## TASK INSTRUCTIONS
Omit all images, then return the remaining material exactly as it stands.

(Extracts from a graphics dataset)
########
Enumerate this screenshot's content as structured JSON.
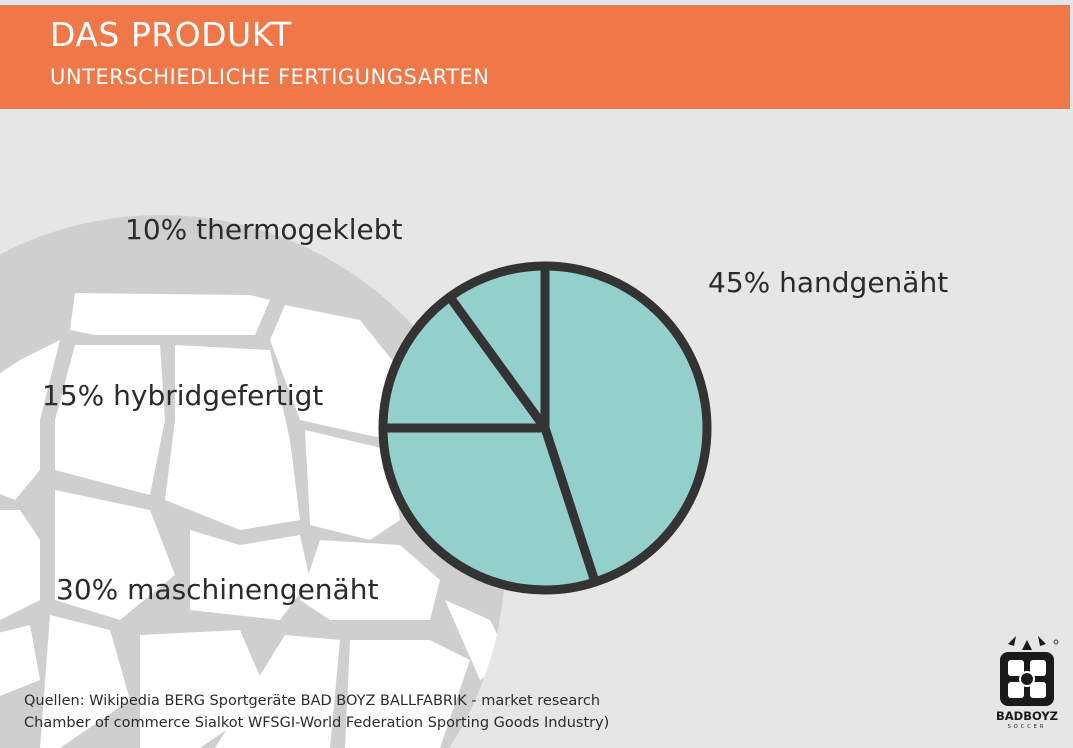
{
  "header": {
    "title": "DAS PRODUKT",
    "subtitle": "UNTERSCHIEDLICHE FERTIGUNGSARTEN"
  },
  "colors": {
    "header_bg": "#f07748",
    "background": "#e6e6e6",
    "slice_fill": "#93cfcb",
    "slice_stroke": "#333333"
  },
  "chart_data": {
    "type": "pie",
    "labels": [
      "45% handgenäht",
      "30% maschinengenäht",
      "15% hybridgefertigt",
      "10% thermogeklebt"
    ],
    "categories": [
      "handgenäht",
      "maschinengenäht",
      "hybridgefertigt",
      "thermogeklebt"
    ],
    "values": [
      45,
      30,
      15,
      10
    ],
    "unit": "%",
    "start_angle_deg": 0,
    "direction": "clockwise"
  },
  "sources": {
    "line1": "Quellen: Wikipedia BERG Sportgeräte BAD BOYZ BALLFABRIK - market research",
    "line2": "Chamber of commerce Sialkot WFSGI-World Federation Sporting Goods Industry)"
  },
  "logo": {
    "name": "BADBOYZ",
    "sub": "SOCCER"
  }
}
########
## RESULT FOR THIS EXERCISE
Enumerate this screenshot's content as structured JSON.
{
  "header": {
    "title": "DAS PRODUKT",
    "subtitle": "UNTERSCHIEDLICHE FERTIGUNGSARTEN"
  },
  "colors": {
    "header_bg": "#f07748",
    "background": "#e6e6e6",
    "slice_fill": "#93cfcb",
    "slice_stroke": "#333333"
  },
  "chart_data": {
    "type": "pie",
    "labels": [
      "45% handgenäht",
      "30% maschinengenäht",
      "15% hybridgefertigt",
      "10% thermogeklebt"
    ],
    "categories": [
      "handgenäht",
      "maschinengenäht",
      "hybridgefertigt",
      "thermogeklebt"
    ],
    "values": [
      45,
      30,
      15,
      10
    ],
    "unit": "%",
    "start_angle_deg": 0,
    "direction": "clockwise"
  },
  "sources": {
    "line1": "Quellen: Wikipedia BERG Sportgeräte BAD BOYZ BALLFABRIK - market research",
    "line2": "Chamber of commerce Sialkot WFSGI-World Federation Sporting Goods Industry)"
  },
  "logo": {
    "name": "BADBOYZ",
    "sub": "SOCCER"
  }
}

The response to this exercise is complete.